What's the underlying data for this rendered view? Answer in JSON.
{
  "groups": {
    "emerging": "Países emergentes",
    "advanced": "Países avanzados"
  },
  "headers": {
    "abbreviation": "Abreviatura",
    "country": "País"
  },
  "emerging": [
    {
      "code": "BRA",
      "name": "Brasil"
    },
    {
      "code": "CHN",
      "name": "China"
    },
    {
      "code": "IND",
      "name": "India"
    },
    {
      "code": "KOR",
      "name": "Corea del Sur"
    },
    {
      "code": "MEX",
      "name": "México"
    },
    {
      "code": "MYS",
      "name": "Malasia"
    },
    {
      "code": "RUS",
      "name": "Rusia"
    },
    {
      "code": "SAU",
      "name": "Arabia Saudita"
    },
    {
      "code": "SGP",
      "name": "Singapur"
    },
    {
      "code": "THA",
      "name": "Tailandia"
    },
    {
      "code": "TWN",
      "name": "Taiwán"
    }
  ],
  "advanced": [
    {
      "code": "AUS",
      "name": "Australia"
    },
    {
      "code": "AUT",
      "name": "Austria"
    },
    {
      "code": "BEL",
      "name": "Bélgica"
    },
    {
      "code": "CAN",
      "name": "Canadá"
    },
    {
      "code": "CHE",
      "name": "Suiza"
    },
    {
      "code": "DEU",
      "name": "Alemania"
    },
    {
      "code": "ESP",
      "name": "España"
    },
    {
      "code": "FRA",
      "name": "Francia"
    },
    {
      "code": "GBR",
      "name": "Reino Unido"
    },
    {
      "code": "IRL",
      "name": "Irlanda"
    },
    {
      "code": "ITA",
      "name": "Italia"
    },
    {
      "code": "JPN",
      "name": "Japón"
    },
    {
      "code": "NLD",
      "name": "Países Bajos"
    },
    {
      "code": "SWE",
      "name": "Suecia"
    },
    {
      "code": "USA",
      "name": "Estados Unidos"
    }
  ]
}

____________

:: EXERCISE ::
From the entries above, select each line containing the string "emerging".

:: REPLY ::
    "emerging": "Países emergentes",
  "emerging": [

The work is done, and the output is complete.